◆ **Required action**:
Among the entries below, please show each line that carries the word "cylinder".

[Dataset items]
"""
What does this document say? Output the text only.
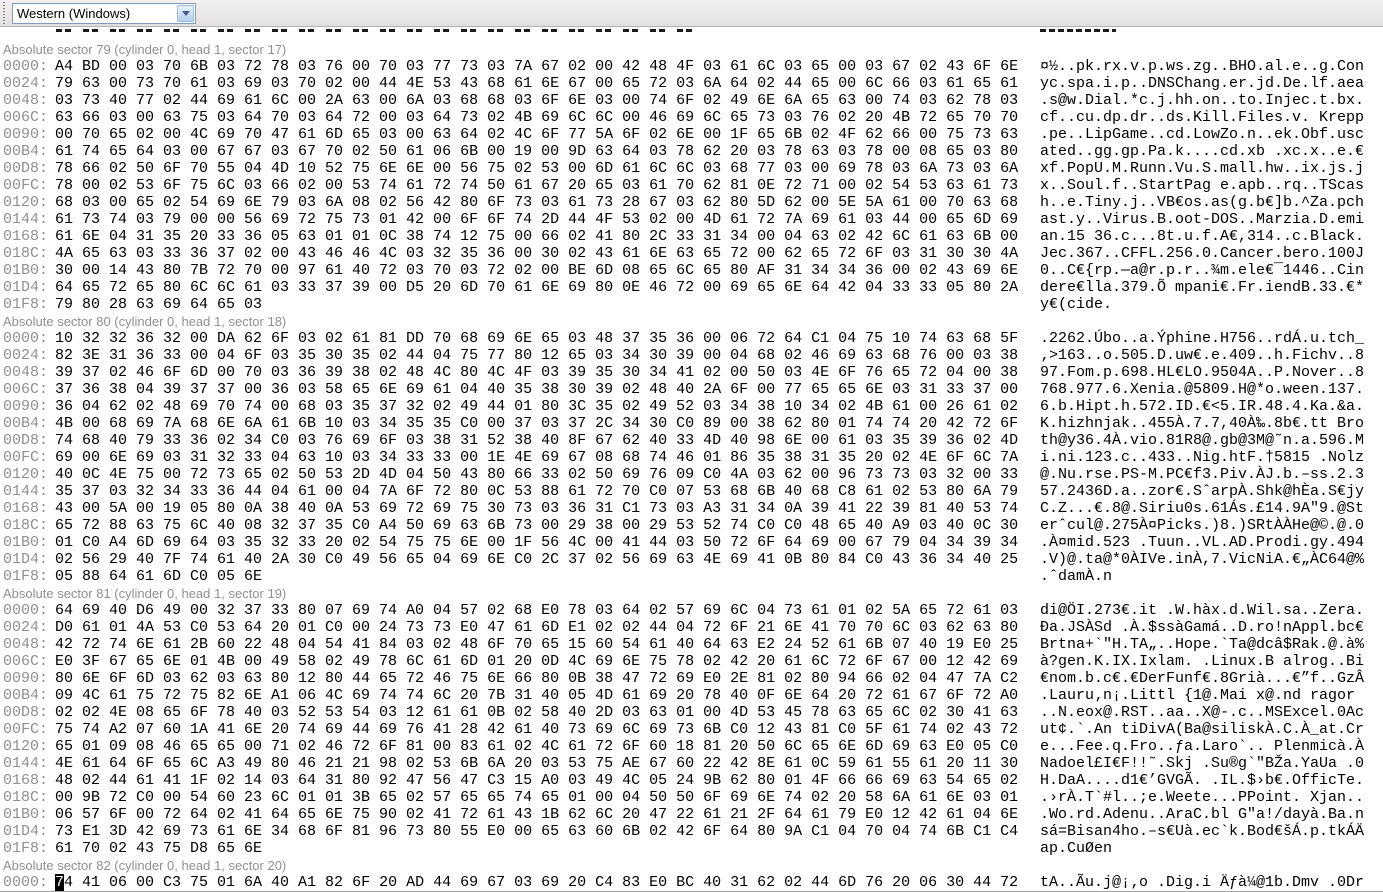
Western (Windows)
Absolute sector 79 (cylinder 0, head 1, sector 17)
0000: A4 BD 00 03 70 6B 03 72 78 03 76 00 70 03 77 73 03 7A 67 02 00 42 48 4F 03 61 6C 03 65 00 03 67 02 43 6F 6E	¤½..pk.rx.v.p.ws.zg..BHO.al.e..g.Con
0024: 79 63 00 73 70 61 03 69 03 70 02 00 44 4E 53 43 68 61 6E 67 00 65 72 03 6A 64 02 44 65 00 6C 66 03 61 65 61	yc.spa.i.p..DNSChang.er.jd.De.lf.aea
0048: 03 73 40 77 02 44 69 61 6C 00 2A 63 00 6A 03 68 68 03 6F 6E 03 00 74 6F 02 49 6E 6A 65 63 00 74 03 62 78 03	.s@w.Dial.*c.j.hh.on..to.Injec.t.bx.
006C: 63 66 03 00 63 75 03 64 70 03 64 72 00 03 64 73 02 4B 69 6C 6C 00 46 69 6C 65 73 03 76 02 20 4B 72 65 70 70	cf..cu.dp.dr..ds.Kill.Files.v. Krepp
0090: 00 70 65 02 00 4C 69 70 47 61 6D 65 03 00 63 64 02 4C 6F 77 5A 6F 02 6E 00 1F 65 6B 02 4F 62 66 00 75 73 63	.pe..LipGame..cd.LowZo.n..ek.Obf.usc
00B4: 61 74 65 64 03 00 67 67 03 67 70 02 50 61 06 6B 00 19 00 9D 63 64 03 78 62 20 03 78 63 03 78 00 08 65 03 80	ated..gg.gp.Pa.k....cd.xb .xc.x..e.€
00D8: 78 66 02 50 6F 70 55 04 4D 10 52 75 6E 6E 00 56 75 02 53 00 6D 61 6C 6C 03 68 77 03 00 69 78 03 6A 73 03 6A	xf.PopU.M.Runn.Vu.S.mall.hw..ix.js.j
00FC: 78 00 02 53 6F 75 6C 03 66 02 00 53 74 61 72 74 50 61 67 20 65 03 61 70 62 81 0E 72 71 00 02 54 53 63 61 73	x..Soul.f..StartPag e.apb..rq..TScas
0120: 68 03 00 65 02 54 69 6E 79 03 6A 08 02 56 42 80 6F 73 03 61 73 28 67 03 62 80 5D 62 00 5E 5A 61 00 70 63 68	h..e.Tiny.j..VB€os.as(g.b€]b.^Za.pch
0144: 61 73 74 03 79 00 00 56 69 72 75 73 01 42 00 6F 6F 74 2D 44 4F 53 02 00 4D 61 72 7A 69 61 03 44 00 65 6D 69	ast.y..Virus.B.oot-DOS..Marzia.D.emi
0168: 61 6E 04 31 35 20 33 36 05 63 01 01 0C 38 74 12 75 00 66 02 41 80 2C 33 31 34 00 04 63 02 42 6C 61 63 6B 00	an.15 36.c...8t.u.f.A€,314..c.Black.
018C: 4A 65 63 03 33 36 37 02 00 43 46 46 4C 03 32 35 36 00 30 02 43 61 6E 63 65 72 00 62 65 72 6F 03 31 30 30 4A	Jec.367..CFFL.256.0.Cancer.bero.100J
01B0: 30 00 14 43 80 7B 72 70 00 97 61 40 72 03 70 03 72 02 00 BE 6D 08 65 6C 65 80 AF 31 34 34 36 00 02 43 69 6E	0..C€{rp.—a@r.p.r..¾m.ele€¯1446..Cin
01D4: 64 65 72 65 80 6C 6C 61 03 33 37 39 00 D5 20 6D 70 61 6E 69 80 0E 46 72 00 69 65 6E 64 42 04 33 33 05 80 2A	dere€lla.379.Õ mpani€.Fr.iendB.33.€*
01F8: 79 80 28 63 69 64 65 03	y€(cide.
Absolute sector 80 (cylinder 0, head 1, sector 18)
0000: 10 32 32 36 32 00 DA 62 6F 03 02 61 81 DD 70 68 69 6E 65 03 48 37 35 36 00 06 72 64 C1 04 75 10 74 63 68 5F	.2262.Úbo..a.Ýphine.H756..rdÁ.u.tch_
0024: 82 3E 31 36 33 00 04 6F 03 35 30 35 02 44 04 75 77 80 12 65 03 34 30 39 00 04 68 02 46 69 63 68 76 00 03 38	‚>163..o.505.D.uw€.e.409..h.Fichv..8
0048: 39 37 02 46 6F 6D 00 70 03 36 39 38 02 48 4C 80 4C 4F 03 39 35 30 34 41 02 00 50 03 4E 6F 76 65 72 04 00 38	97.Fom.p.698.HL€LO.9504A..P.Nover..8
006C: 37 36 38 04 39 37 37 00 36 03 58 65 6E 69 61 04 40 35 38 30 39 02 48 40 2A 6F 00 77 65 65 6E 03 31 33 37 00	768.977.6.Xenia.@5809.H@*o.ween.137.
0090: 36 04 62 02 48 69 70 74 00 68 03 35 37 32 02 49 44 01 80 3C 35 02 49 52 03 34 38 10 34 02 4B 61 00 26 61 02	6.b.Hipt.h.572.ID.€<5.IR.48.4.Ka.&a.
00B4: 4B 00 68 69 7A 68 6E 6A 61 6B 10 03 34 35 35 C0 00 37 03 37 2C 34 30 C0 89 00 38 62 80 01 74 74 20 42 72 6F	K.hizhnjak..455À.7.7,40À‰.8b€.tt Bro
00D8: 74 68 40 79 33 36 02 34 C0 03 76 69 6F 03 38 31 52 38 40 8F 67 62 40 33 4D 40 98 6E 00 61 03 35 39 36 02 4D	th@y36.4À.vio.81R8@.gb@3M@˜n.a.596.M
00FC: 69 00 6E 69 03 31 32 33 04 63 10 03 34 33 33 00 1E 4E 69 67 08 68 74 46 01 86 35 38 31 35 20 02 4E 6F 6C 7A	i.ni.123.c..433..Nig.htF.†5815 .Nolz
0120: 40 0C 4E 75 00 72 73 65 02 50 53 2D 4D 04 50 43 80 66 33 02 50 69 76 09 C0 4A 03 62 00 96 73 73 03 32 00 33	@.Nu.rse.PS-M.PC€f3.Piv.ÀJ.b.–ss.2.3
0144: 35 37 03 32 34 33 36 44 04 61 00 04 7A 6F 72 80 0C 53 88 61 72 70 C0 07 53 68 6B 40 68 C8 61 02 53 80 6A 79	57.2436D.a..zor€.SˆarpÀ.Shk@hÈa.S€jy
0168: 43 00 5A 00 19 05 80 0A 38 40 0A 53 69 72 69 75 30 73 03 36 31 C1 73 03 A3 31 34 0A 39 41 22 39 81 40 53 74	C.Z...€.8@.Siriu0s.61Ás.£14.9A"9.@St
018C: 65 72 88 63 75 6C 40 08 32 37 35 C0 A4 50 69 63 6B 73 00 29 38 00 29 53 52 74 C0 C0 48 65 40 A9 03 40 0C 30	erˆcul@.275À¤Picks.)8.)SRtÀÀHe@©.@.0
01B0: 01 C0 A4 6D 69 64 03 35 32 33 20 02 54 75 75 6E 00 1F 56 4C 00 41 44 03 50 72 6F 64 69 00 67 79 04 34 39 34	.À¤mid.523 .Tuun..VL.AD.Prodi.gy.494
01D4: 02 56 29 40 7F 74 61 40 2A 30 C0 49 56 65 04 69 6E C0 2C 37 02 56 69 63 4E 69 41 0B 80 84 C0 43 36 34 40 25	.V)@.ta@*0ÀIVe.inÀ,7.VicNiA.€„ÀC64@%
01F8: 05 88 64 61 6D C0 05 6E	.ˆdamÀ.n
Absolute sector 81 (cylinder 0, head 1, sector 19)
0000: 64 69 40 D6 49 00 32 37 33 80 07 69 74 A0 04 57 02 68 E0 78 03 64 02 57 69 6C 04 73 61 01 02 5A 65 72 61 03	di@ÖI.273€.it .W.hàx.d.Wil.sa..Zera.
0024: D0 61 01 4A 53 C0 53 64 20 01 C0 00 24 73 73 E0 47 61 6D E1 02 02 44 04 72 6F 21 6E 41 70 70 6C 03 62 63 80	Ða.JSÀSd .À.$ssàGamá..D.ro!nAppl.bc€
0048: 42 72 74 6E 61 2B 60 22 48 04 54 41 84 03 02 48 6F 70 65 15 60 54 61 40 64 63 E2 24 52 61 6B 07 40 19 E0 25	Brtna+`"H.TA„..Hope.`Ta@dcâ$Rak.@.à%
006C: E0 3F 67 65 6E 01 4B 00 49 58 02 49 78 6C 61 6D 01 20 0D 4C 69 6E 75 78 02 42 20 61 6C 72 6F 67 00 12 42 69	à?gen.K.IX.Ixlam. .Linux.B alrog..Bi
0090: 80 6E 6F 6D 03 62 03 63 80 12 80 44 65 72 46 75 6E 66 80 0B 38 47 72 69 E0 2E 81 02 80 94 66 02 04 47 7A C2	€nom.b.c€.€DerFunf€.8Grià...€”f..GzÂ
00B4: 09 4C 61 75 72 75 82 6E A1 06 4C 69 74 74 6C 20 7B 31 40 05 4D 61 69 20 78 40 0F 6E 64 20 72 61 67 6F 72 A0	.Lauru‚n¡.Littl {1@.Mai x@.nd ragor
00D8: 02 02 4E 08 65 6F 78 40 03 52 53 54 03 12 61 61 0B 02 58 40 2D 03 63 01 00 4D 53 45 78 63 65 6C 02 30 41 63	..N.eox@.RST..aa..X@-.c..MSExcel.0Ac
00FC: 75 74 A2 07 60 1A 41 6E 20 74 69 44 69 76 41 28 42 61 40 73 69 6C 69 73 6B C0 12 43 81 C0 5F 61 74 02 43 72	ut¢.`.An tiDivA(Ba@siliskÀ.C.À_at.Cr
0120: 65 01 09 08 46 65 65 00 71 02 46 72 6F 81 00 83 61 02 4C 61 72 6F 60 18 81 20 50 6C 65 6E 6D 69 63 E0 05 C0	e...Fee.q.Fro..ƒa.Laro`.. Plenmicà.À
0144: 4E 61 64 6F 65 6C A3 49 80 46 21 21 98 02 53 6B 6A 20 03 53 75 AE 67 60 22 42 8E 61 0C 59 61 55 61 20 11 30	Nadoel£I€F!!˜.Skj .Su®g`"BŽa.YaUa .0
0168: 48 02 44 61 41 1F 02 14 03 64 31 80 92 47 56 47 C3 15 A0 03 49 4C 05 24 9B 62 80 01 4F 66 66 69 63 54 65 02	H.DaA....d1€’GVGÃ. .IL.$›b€.OfficTe.
018C: 00 9B 72 C0 00 54 60 23 6C 01 01 3B 65 02 57 65 65 74 65 01 00 04 50 50 6F 69 6E 74 02 20 58 6A 61 6E 03 01	.›rÀ.T`#l..;e.Weete...PPoint. Xjan..
01B0: 06 57 6F 00 72 64 02 41 64 65 6E 75 90 02 41 72 61 43 1B 62 6C 20 47 22 61 21 2F 64 61 79 E0 12 42 61 04 6E	.Wo.rd.Adenu..AraC.bl G"a!/dayà.Ba.n
01D4: 73 E1 3D 42 69 73 61 6E 34 68 6F 81 96 73 80 55 E0 00 65 63 60 6B 02 42 6F 64 80 9A C1 04 70 04 74 6B C1 C4	sá=Bisan4ho.–s€Uà.ec`k.Bod€šÁ.p.tkÁÄ
01F8: 61 70 02 43 75 D8 65 6E	ap.CuØen
Absolute sector 82 (cylinder 0, head 1, sector 20)
0000: 74 41 06 00 C3 75 01 6A 40 A1 82 6F 20 AD 44 69 67 03 69 20 C4 83 E0 BC 40 31 62 02 44 6D 76 20 06 30 44 72	tA..Ãu.j@¡‚o .Dig.i Äƒà¼@1b.Dmv .0Dr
"""
◆ **Problem solution**:
Absolute sector 79 (cylinder 0, head 1, sector 17)
Absolute sector 80 (cylinder 0, head 1, sector 18)
Absolute sector 81 (cylinder 0, head 1, sector 19)
Absolute sector 82 (cylinder 0, head 1, sector 20)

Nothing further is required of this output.